INSTRUCTIONS FOR THE TASK:
Give back the entire listing verbatim.

SUPPLIED ENTRIES:
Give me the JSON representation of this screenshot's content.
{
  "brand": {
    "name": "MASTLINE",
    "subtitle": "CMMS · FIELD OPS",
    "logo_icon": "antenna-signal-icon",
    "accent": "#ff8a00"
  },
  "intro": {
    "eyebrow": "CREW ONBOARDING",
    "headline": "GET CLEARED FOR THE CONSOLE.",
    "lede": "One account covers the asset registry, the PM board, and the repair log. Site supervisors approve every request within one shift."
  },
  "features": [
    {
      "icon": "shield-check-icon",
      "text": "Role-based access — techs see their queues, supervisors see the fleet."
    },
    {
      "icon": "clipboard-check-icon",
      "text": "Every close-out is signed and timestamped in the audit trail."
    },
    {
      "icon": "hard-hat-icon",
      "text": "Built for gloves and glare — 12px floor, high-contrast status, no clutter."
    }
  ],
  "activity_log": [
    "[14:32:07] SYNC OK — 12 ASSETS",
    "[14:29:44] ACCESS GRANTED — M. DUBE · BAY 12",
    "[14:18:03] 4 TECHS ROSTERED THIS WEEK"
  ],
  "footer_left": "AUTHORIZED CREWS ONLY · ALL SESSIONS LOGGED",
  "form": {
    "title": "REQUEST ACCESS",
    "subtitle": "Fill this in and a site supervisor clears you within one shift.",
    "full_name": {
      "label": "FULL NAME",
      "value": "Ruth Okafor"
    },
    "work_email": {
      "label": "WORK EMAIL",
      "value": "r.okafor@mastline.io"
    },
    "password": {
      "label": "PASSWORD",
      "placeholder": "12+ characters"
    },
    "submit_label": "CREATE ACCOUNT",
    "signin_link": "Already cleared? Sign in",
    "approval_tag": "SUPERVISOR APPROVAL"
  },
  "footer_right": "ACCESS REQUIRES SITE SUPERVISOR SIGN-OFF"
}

ANSWER TO THIS EXERCISE:
Give me the JSON representation of this screenshot's content.
{
  "brand": {
    "name": "MASTLINE",
    "subtitle": "CMMS · FIELD OPS",
    "logo_icon": "antenna-signal-icon",
    "accent": "#ff8a00"
  },
  "intro": {
    "eyebrow": "CREW ONBOARDING",
    "headline": "GET CLEARED FOR THE CONSOLE.",
    "lede": "One account covers the asset registry, the PM board, and the repair log. Site supervisors approve every request within one shift."
  },
  "features": [
    {
      "icon": "shield-check-icon",
      "text": "Role-based access — techs see their queues, supervisors see the fleet."
    },
    {
      "icon": "clipboard-check-icon",
      "text": "Every close-out is signed and timestamped in the audit trail."
    },
    {
      "icon": "hard-hat-icon",
      "text": "Built for gloves and glare — 12px floor, high-contrast status, no clutter."
    }
  ],
  "activity_log": [
    "[14:32:07] SYNC OK — 12 ASSETS",
    "[14:29:44] ACCESS GRANTED — M. DUBE · BAY 12",
    "[14:18:03] 4 TECHS ROSTERED THIS WEEK"
  ],
  "footer_left": "AUTHORIZED CREWS ONLY · ALL SESSIONS LOGGED",
  "form": {
    "title": "REQUEST ACCESS",
    "subtitle": "Fill this in and a site supervisor clears you within one shift.",
    "full_name": {
      "label": "FULL NAME",
      "value": "Ruth Okafor"
    },
    "work_email": {
      "label": "WORK EMAIL",
      "value": "r.okafor@mastline.io"
    },
    "password": {
      "label": "PASSWORD",
      "placeholder": "12+ characters"
    },
    "submit_label": "CREATE ACCOUNT",
    "signin_link": "Already cleared? Sign in",
    "approval_tag": "SUPERVISOR APPROVAL"
  },
  "footer_right": "ACCESS REQUIRES SITE SUPERVISOR SIGN-OFF"
}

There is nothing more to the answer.